Work to complete ▸
Each line that contains the string "odbiorcy" counts once; report how many such lines appear in the data, as a number only.

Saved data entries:
[start]

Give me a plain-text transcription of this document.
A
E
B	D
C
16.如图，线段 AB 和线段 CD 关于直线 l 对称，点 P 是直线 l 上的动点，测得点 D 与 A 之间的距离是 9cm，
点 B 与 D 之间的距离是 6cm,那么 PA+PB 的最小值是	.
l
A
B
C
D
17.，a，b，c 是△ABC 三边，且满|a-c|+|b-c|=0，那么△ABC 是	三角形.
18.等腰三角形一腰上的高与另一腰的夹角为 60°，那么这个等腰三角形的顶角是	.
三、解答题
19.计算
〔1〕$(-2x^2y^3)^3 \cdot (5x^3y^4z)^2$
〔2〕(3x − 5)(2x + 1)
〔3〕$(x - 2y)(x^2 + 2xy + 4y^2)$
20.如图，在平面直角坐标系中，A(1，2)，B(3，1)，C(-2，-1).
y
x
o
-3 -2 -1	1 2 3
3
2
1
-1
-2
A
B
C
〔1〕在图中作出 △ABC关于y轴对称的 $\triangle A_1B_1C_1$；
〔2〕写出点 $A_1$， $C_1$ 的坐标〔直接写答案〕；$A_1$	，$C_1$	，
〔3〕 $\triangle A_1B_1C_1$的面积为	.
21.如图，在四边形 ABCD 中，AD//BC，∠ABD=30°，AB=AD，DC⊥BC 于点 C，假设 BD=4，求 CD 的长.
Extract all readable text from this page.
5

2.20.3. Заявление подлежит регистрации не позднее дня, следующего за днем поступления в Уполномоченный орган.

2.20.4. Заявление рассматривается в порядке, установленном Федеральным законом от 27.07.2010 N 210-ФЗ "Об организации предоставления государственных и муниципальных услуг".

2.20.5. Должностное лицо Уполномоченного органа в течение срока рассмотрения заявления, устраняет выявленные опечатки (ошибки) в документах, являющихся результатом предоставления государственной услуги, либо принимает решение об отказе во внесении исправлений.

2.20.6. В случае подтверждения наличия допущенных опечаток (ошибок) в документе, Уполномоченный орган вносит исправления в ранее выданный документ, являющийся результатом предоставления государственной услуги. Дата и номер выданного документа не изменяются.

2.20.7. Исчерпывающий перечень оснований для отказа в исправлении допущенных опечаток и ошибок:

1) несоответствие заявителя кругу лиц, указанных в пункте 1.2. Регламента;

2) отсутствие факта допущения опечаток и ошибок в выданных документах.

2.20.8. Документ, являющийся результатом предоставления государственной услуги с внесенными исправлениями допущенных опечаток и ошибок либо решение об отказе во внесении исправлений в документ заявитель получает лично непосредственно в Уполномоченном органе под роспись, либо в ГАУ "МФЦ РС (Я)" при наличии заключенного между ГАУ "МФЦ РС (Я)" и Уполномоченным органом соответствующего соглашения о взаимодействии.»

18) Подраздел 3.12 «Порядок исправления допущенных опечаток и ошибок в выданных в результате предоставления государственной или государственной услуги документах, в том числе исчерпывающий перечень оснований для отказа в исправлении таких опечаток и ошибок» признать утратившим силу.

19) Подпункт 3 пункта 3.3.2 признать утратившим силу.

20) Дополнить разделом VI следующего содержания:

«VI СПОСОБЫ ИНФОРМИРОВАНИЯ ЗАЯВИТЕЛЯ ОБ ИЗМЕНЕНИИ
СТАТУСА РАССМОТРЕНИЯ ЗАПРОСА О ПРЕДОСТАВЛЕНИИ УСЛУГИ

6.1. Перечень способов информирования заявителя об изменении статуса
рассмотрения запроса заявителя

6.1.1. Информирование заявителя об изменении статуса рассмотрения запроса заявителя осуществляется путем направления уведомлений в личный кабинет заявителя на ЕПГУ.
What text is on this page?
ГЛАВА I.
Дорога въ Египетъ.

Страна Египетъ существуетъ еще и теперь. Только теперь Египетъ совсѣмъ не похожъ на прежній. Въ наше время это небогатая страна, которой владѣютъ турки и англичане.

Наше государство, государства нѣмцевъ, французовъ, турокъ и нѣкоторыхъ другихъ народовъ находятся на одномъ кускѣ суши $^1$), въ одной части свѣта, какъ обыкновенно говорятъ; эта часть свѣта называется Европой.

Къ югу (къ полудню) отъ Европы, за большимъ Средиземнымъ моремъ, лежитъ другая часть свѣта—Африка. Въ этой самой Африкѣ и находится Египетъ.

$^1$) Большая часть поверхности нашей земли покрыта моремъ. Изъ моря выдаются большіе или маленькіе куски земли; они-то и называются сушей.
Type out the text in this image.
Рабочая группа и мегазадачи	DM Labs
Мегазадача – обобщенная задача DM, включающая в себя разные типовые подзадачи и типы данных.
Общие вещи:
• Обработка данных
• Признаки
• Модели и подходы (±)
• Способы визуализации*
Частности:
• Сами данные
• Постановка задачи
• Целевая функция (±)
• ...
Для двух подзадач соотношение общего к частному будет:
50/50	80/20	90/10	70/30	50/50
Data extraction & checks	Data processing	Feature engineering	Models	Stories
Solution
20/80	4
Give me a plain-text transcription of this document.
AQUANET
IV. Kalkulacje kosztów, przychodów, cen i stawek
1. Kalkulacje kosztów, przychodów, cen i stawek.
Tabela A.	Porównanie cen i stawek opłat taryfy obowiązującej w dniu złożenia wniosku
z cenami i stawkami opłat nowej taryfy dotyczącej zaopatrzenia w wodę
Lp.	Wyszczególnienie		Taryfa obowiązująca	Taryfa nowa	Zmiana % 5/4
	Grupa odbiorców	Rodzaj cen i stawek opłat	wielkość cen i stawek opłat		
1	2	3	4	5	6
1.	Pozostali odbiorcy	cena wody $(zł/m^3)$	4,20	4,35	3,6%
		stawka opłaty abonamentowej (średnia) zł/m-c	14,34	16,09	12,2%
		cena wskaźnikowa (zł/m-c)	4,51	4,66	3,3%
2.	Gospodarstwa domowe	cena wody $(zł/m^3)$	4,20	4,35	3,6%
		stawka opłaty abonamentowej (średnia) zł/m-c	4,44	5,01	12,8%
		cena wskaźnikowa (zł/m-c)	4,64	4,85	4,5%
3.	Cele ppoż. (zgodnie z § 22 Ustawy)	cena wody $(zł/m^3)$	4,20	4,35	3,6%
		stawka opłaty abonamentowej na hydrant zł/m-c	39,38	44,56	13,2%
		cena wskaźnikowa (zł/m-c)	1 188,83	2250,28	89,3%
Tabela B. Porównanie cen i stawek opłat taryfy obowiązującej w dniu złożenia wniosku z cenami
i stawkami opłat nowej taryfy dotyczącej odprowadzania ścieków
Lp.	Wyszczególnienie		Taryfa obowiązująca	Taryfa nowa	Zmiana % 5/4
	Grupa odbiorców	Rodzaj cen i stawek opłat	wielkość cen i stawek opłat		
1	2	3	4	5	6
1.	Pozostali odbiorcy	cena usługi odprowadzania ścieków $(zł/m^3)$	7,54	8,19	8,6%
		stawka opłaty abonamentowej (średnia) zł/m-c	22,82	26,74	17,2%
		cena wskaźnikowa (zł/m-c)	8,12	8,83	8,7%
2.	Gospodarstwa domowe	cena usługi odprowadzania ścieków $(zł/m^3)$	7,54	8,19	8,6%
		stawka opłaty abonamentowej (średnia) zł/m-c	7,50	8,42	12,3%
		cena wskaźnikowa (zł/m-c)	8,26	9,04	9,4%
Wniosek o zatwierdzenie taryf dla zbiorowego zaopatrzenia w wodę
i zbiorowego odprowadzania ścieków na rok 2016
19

[end]

Result of the task ▸
2